Records for the task –

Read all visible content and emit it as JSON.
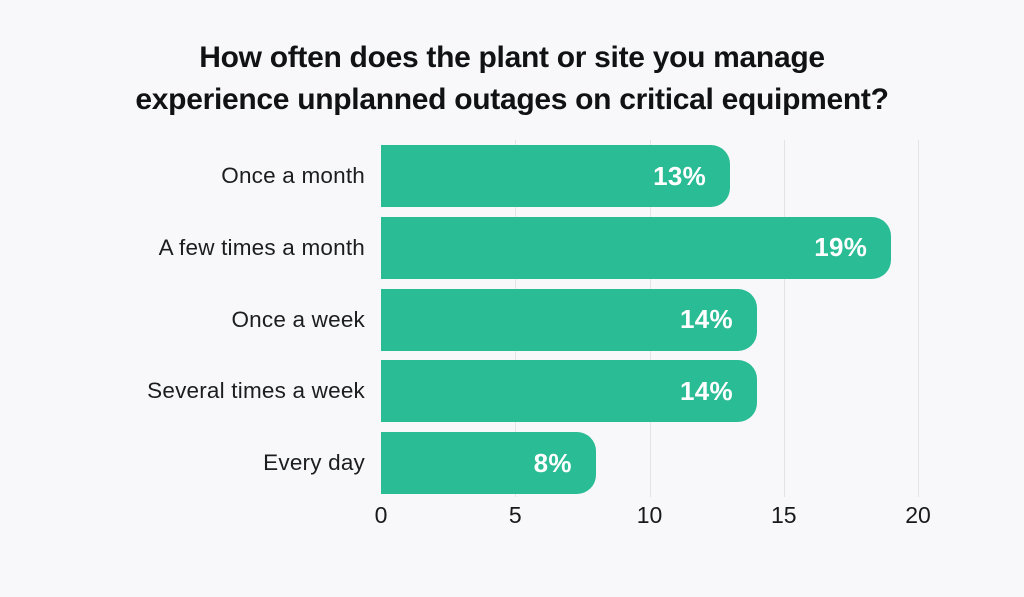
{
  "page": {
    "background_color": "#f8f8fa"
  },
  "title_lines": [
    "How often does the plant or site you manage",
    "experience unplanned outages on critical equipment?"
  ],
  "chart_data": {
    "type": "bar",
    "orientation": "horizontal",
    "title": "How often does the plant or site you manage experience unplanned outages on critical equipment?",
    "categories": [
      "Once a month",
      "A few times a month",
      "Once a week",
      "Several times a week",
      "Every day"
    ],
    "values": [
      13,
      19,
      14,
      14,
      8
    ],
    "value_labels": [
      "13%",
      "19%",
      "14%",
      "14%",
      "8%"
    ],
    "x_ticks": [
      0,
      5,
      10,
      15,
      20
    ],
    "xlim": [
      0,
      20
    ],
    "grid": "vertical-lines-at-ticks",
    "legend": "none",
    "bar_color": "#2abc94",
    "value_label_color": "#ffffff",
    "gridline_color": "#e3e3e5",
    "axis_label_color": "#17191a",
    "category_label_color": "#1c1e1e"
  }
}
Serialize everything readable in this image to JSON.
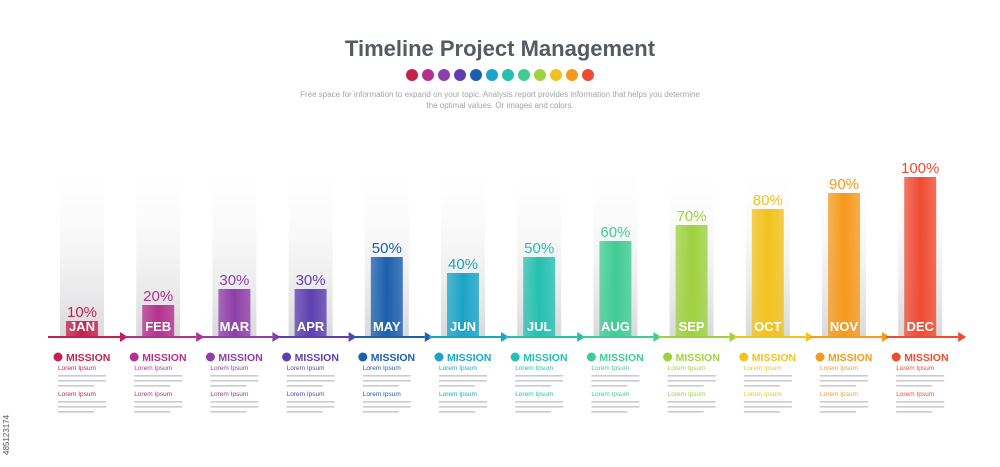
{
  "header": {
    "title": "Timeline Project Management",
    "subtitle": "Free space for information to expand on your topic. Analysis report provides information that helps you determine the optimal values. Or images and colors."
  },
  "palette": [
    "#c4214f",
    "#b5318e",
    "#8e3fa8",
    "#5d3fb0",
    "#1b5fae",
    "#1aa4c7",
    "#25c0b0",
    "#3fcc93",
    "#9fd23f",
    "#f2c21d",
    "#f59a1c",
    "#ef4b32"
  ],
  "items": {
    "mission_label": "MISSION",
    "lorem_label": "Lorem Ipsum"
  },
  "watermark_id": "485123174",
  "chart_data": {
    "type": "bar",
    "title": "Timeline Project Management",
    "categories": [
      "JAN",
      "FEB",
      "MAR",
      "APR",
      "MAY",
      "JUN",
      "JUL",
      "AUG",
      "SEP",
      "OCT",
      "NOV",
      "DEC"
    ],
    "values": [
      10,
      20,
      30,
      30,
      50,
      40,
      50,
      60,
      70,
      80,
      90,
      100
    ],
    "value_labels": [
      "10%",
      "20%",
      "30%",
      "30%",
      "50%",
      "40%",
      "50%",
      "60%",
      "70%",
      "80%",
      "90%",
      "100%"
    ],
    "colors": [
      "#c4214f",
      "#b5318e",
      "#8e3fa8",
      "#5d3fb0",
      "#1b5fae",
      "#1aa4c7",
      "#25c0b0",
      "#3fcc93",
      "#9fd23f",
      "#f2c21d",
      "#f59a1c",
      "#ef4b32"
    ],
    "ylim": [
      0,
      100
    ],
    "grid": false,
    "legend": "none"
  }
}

* * *

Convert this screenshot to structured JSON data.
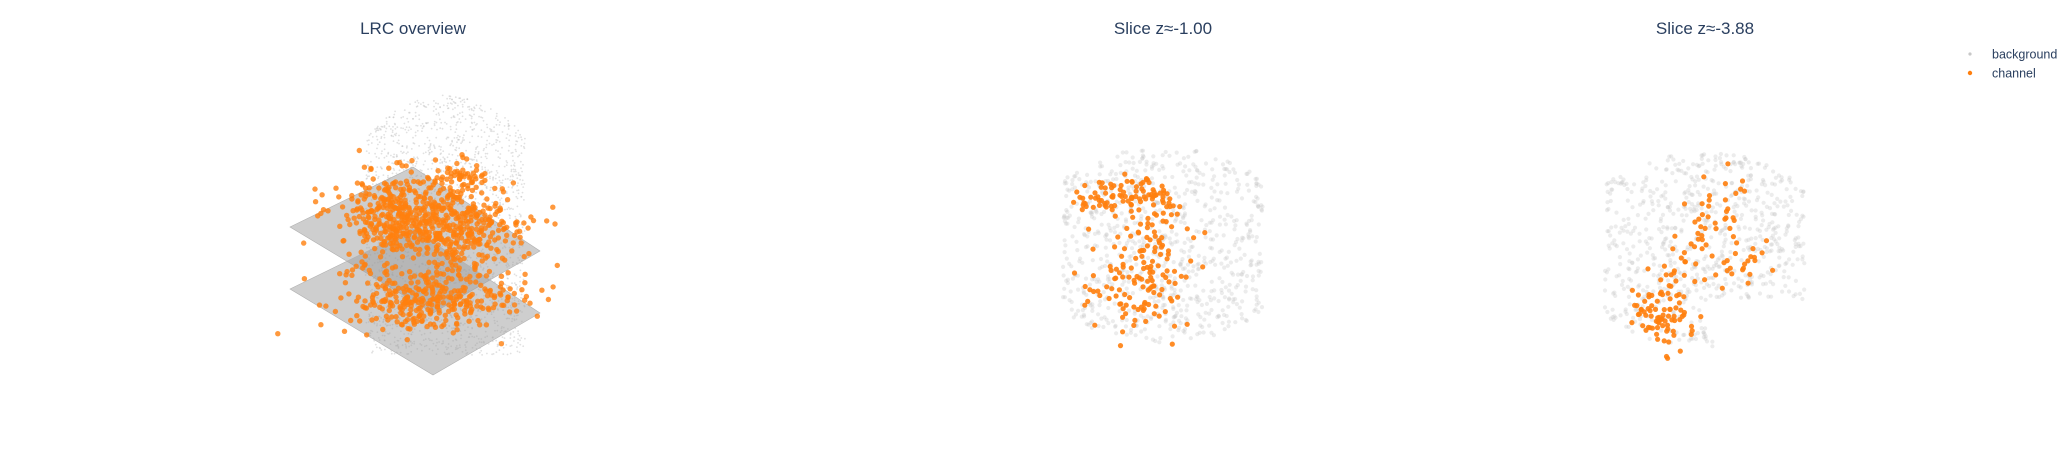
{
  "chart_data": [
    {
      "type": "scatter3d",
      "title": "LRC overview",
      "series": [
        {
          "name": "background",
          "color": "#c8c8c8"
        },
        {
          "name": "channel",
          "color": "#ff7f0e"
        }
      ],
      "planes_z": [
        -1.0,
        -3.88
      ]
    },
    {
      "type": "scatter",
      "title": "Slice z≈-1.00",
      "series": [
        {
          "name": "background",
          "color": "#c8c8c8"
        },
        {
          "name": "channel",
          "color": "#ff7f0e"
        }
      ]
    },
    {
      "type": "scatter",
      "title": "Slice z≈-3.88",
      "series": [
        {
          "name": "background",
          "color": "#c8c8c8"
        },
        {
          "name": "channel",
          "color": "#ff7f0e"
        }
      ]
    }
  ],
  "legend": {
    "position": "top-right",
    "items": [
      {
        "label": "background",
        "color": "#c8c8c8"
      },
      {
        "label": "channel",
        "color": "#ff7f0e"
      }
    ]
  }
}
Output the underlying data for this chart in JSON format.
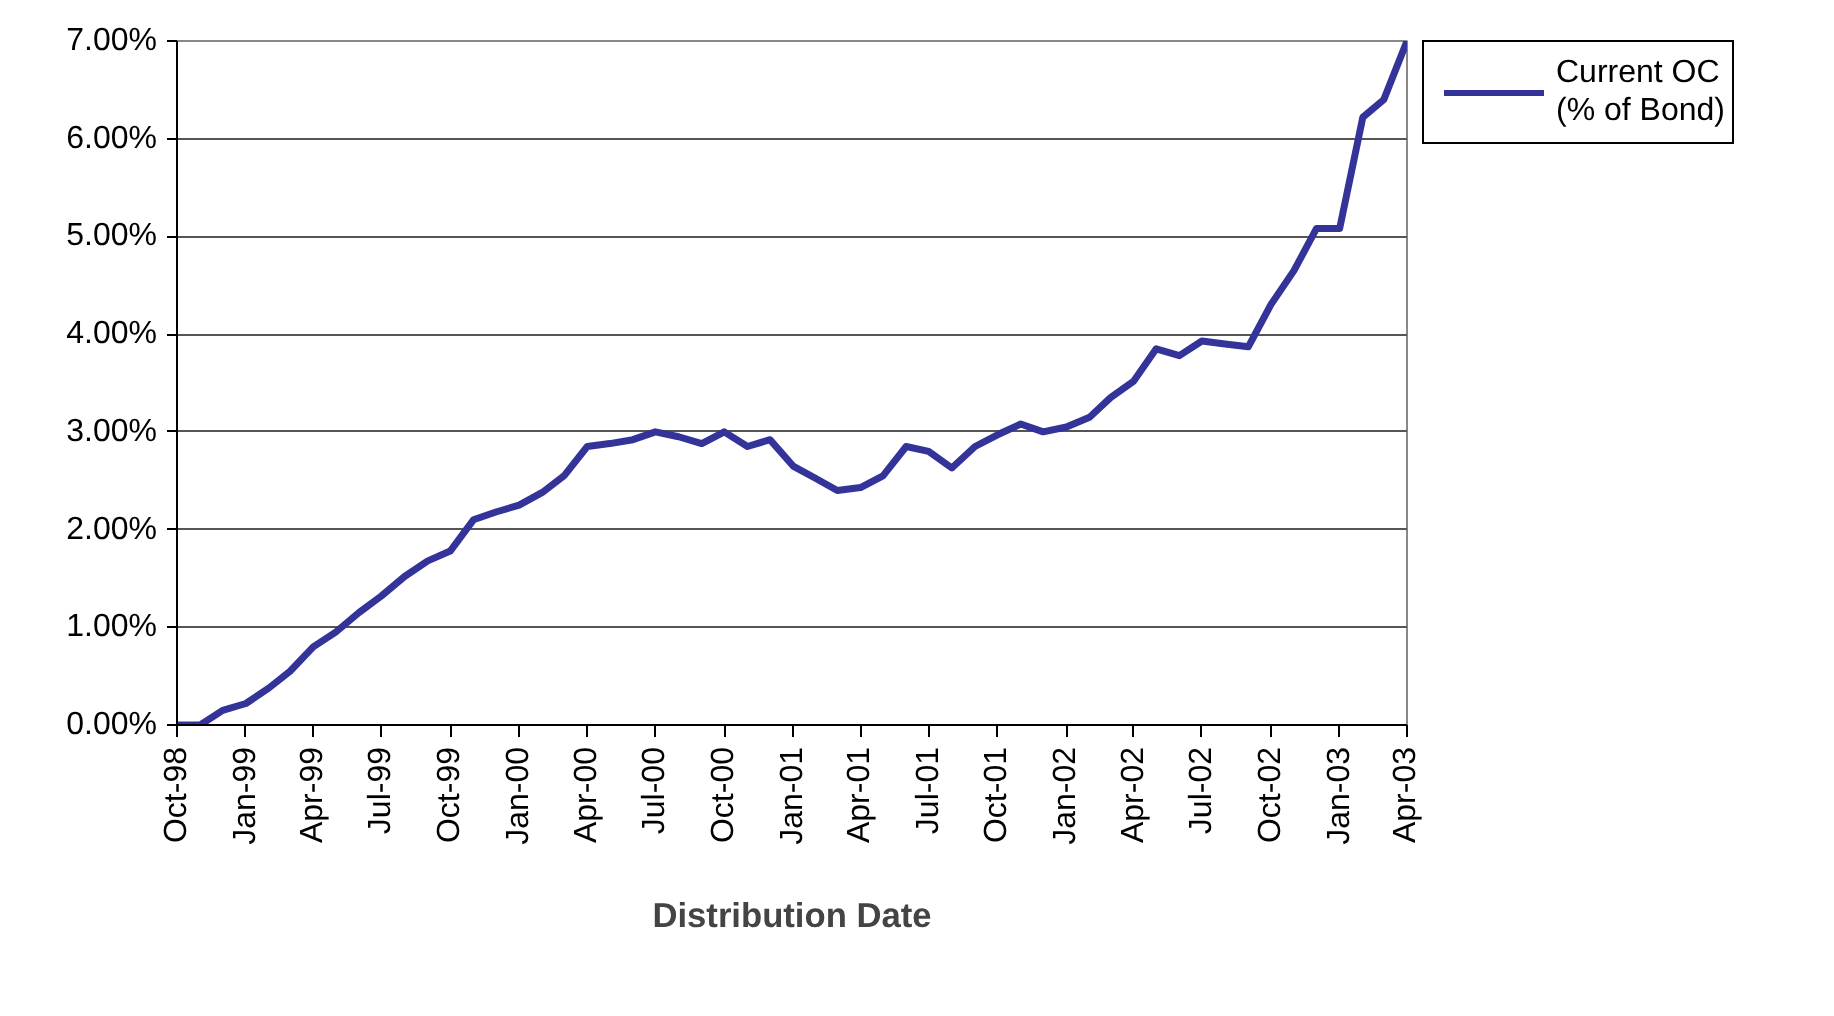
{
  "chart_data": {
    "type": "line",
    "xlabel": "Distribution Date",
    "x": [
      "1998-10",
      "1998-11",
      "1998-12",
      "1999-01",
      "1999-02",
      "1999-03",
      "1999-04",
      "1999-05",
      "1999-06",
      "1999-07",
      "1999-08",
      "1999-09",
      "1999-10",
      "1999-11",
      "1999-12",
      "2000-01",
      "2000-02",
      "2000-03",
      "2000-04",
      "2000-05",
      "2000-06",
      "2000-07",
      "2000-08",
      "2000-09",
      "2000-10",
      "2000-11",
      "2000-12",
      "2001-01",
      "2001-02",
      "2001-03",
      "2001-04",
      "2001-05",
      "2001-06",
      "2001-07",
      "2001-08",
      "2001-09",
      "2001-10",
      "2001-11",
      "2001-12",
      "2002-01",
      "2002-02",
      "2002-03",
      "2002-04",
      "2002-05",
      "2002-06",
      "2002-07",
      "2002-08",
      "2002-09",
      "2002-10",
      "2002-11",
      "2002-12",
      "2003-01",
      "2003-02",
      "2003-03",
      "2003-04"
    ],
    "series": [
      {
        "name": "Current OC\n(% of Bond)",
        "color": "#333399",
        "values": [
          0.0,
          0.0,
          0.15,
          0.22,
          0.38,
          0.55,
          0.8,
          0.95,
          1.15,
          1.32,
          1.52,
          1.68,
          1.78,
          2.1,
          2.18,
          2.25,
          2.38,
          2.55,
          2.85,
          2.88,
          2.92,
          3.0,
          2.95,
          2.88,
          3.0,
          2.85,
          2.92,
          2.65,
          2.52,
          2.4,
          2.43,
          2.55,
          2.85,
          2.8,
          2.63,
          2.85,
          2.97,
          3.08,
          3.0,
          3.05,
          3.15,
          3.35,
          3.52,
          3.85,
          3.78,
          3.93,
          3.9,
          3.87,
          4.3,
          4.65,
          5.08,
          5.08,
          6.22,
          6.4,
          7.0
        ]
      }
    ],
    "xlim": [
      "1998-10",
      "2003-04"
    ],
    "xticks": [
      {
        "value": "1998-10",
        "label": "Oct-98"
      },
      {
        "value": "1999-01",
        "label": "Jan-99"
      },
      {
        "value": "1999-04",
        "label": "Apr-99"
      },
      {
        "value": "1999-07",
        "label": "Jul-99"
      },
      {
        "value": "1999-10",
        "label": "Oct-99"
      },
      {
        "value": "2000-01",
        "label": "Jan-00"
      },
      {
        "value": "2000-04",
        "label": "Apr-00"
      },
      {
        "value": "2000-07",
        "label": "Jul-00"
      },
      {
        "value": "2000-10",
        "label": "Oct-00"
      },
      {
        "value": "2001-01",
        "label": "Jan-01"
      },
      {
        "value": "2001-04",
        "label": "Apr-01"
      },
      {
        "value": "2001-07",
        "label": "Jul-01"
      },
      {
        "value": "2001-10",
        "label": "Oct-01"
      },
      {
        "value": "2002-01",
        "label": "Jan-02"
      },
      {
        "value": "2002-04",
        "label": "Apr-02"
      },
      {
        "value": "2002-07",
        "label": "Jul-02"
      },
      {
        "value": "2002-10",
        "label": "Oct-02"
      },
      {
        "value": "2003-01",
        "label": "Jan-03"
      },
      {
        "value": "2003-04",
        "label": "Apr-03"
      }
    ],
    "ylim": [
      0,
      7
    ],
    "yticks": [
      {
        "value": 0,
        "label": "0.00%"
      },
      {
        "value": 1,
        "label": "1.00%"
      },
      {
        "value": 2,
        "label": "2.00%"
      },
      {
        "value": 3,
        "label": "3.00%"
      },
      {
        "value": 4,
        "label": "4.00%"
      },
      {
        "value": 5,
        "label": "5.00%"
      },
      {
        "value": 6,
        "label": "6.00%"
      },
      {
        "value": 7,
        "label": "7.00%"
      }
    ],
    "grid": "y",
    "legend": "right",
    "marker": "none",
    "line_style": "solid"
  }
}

Work required –
Check each line of the entries above, and show every one holding the word "JSON".

Exercise output –
Read all visible content and emit it as JSON.
Serialize everything readable in this image to JSON.
Convert this screenshot to structured JSON data.
Output the underlying data for this chart in JSON format.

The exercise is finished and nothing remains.